<<<<
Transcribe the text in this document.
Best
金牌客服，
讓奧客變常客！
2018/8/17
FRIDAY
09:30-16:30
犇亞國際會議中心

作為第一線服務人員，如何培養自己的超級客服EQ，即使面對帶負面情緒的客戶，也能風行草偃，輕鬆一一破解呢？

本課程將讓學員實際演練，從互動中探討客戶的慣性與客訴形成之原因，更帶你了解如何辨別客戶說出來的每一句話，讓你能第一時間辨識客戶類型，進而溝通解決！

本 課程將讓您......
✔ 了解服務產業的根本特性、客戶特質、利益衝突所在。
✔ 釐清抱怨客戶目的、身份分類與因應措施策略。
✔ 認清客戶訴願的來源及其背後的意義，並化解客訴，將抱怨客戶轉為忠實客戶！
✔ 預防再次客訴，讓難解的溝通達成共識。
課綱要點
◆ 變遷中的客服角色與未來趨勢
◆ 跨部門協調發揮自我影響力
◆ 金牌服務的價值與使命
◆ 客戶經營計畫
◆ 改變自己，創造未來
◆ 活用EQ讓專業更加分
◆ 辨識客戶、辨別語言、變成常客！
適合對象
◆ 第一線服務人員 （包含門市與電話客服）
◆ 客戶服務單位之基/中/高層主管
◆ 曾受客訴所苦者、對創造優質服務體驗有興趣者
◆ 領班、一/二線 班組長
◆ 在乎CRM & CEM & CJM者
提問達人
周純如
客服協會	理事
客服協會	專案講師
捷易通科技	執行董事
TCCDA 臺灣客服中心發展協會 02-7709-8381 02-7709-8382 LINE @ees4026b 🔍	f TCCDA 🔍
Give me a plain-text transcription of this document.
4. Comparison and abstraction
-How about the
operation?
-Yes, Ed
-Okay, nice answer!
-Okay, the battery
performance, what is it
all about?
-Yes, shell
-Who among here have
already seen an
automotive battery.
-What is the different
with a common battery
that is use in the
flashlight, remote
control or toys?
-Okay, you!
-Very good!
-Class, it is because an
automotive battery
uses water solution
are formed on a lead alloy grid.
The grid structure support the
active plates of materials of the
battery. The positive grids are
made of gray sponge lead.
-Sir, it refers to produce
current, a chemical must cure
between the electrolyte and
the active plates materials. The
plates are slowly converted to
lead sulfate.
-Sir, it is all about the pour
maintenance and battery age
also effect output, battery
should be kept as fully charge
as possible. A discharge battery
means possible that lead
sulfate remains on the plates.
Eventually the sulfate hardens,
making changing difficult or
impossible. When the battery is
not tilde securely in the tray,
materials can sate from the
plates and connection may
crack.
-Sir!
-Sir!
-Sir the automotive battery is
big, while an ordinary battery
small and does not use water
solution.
>>>>
=== PROBLEM DETAILS ===
Identify and copy lines that hold the string "text".

=== ANSWER TO THIS TASK ===
Transcribe the text in this document.
Give me a plain-text transcription of this document.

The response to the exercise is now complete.